[start of MATERIAL PROVIDED]

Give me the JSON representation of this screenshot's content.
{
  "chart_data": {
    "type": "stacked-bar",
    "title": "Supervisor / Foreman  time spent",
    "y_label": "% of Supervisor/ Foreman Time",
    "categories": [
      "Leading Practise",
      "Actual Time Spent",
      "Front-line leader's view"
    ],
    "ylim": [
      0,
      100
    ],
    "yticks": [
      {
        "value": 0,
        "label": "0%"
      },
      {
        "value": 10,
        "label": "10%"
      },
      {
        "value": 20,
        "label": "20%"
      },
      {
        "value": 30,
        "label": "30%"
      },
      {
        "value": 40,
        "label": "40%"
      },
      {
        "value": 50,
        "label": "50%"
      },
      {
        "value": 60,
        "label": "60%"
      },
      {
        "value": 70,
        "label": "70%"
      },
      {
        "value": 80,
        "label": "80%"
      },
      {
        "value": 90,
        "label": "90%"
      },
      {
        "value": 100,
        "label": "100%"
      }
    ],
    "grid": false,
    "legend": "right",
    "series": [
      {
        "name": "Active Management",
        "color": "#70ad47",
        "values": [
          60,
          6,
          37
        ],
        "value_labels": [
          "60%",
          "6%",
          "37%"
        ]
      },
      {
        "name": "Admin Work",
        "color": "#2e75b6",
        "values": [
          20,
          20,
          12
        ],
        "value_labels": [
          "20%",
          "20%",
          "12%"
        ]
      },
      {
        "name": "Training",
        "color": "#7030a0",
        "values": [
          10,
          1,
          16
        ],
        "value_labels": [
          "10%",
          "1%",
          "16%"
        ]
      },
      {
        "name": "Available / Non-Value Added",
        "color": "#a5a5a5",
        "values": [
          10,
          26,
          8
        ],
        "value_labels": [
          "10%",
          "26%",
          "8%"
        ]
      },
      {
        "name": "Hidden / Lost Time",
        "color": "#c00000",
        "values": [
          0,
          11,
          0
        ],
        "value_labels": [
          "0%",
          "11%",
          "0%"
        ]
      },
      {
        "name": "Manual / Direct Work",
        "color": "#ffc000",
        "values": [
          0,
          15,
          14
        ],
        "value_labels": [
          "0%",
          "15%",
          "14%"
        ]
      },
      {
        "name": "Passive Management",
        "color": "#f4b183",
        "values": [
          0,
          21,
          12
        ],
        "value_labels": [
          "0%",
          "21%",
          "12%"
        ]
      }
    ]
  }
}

[end of MATERIAL PROVIDED]

[GIVEN EXERCISE]: Reproduce every line above without error.

[IN RESPONSE]:
Give me the JSON representation of this screenshot's content.
{
  "chart_data": {
    "type": "stacked-bar",
    "title": "Supervisor / Foreman  time spent",
    "y_label": "% of Supervisor/ Foreman Time",
    "categories": [
      "Leading Practise",
      "Actual Time Spent",
      "Front-line leader's view"
    ],
    "ylim": [
      0,
      100
    ],
    "yticks": [
      {
        "value": 0,
        "label": "0%"
      },
      {
        "value": 10,
        "label": "10%"
      },
      {
        "value": 20,
        "label": "20%"
      },
      {
        "value": 30,
        "label": "30%"
      },
      {
        "value": 40,
        "label": "40%"
      },
      {
        "value": 50,
        "label": "50%"
      },
      {
        "value": 60,
        "label": "60%"
      },
      {
        "value": 70,
        "label": "70%"
      },
      {
        "value": 80,
        "label": "80%"
      },
      {
        "value": 90,
        "label": "90%"
      },
      {
        "value": 100,
        "label": "100%"
      }
    ],
    "grid": false,
    "legend": "right",
    "series": [
      {
        "name": "Active Management",
        "color": "#70ad47",
        "values": [
          60,
          6,
          37
        ],
        "value_labels": [
          "60%",
          "6%",
          "37%"
        ]
      },
      {
        "name": "Admin Work",
        "color": "#2e75b6",
        "values": [
          20,
          20,
          12
        ],
        "value_labels": [
          "20%",
          "20%",
          "12%"
        ]
      },
      {
        "name": "Training",
        "color": "#7030a0",
        "values": [
          10,
          1,
          16
        ],
        "value_labels": [
          "10%",
          "1%",
          "16%"
        ]
      },
      {
        "name": "Available / Non-Value Added",
        "color": "#a5a5a5",
        "values": [
          10,
          26,
          8
        ],
        "value_labels": [
          "10%",
          "26%",
          "8%"
        ]
      },
      {
        "name": "Hidden / Lost Time",
        "color": "#c00000",
        "values": [
          0,
          11,
          0
        ],
        "value_labels": [
          "0%",
          "11%",
          "0%"
        ]
      },
      {
        "name": "Manual / Direct Work",
        "color": "#ffc000",
        "values": [
          0,
          15,
          14
        ],
        "value_labels": [
          "0%",
          "15%",
          "14%"
        ]
      },
      {
        "name": "Passive Management",
        "color": "#f4b183",
        "values": [
          0,
          21,
          12
        ],
        "value_labels": [
          "0%",
          "21%",
          "12%"
        ]
      }
    ]
  }
}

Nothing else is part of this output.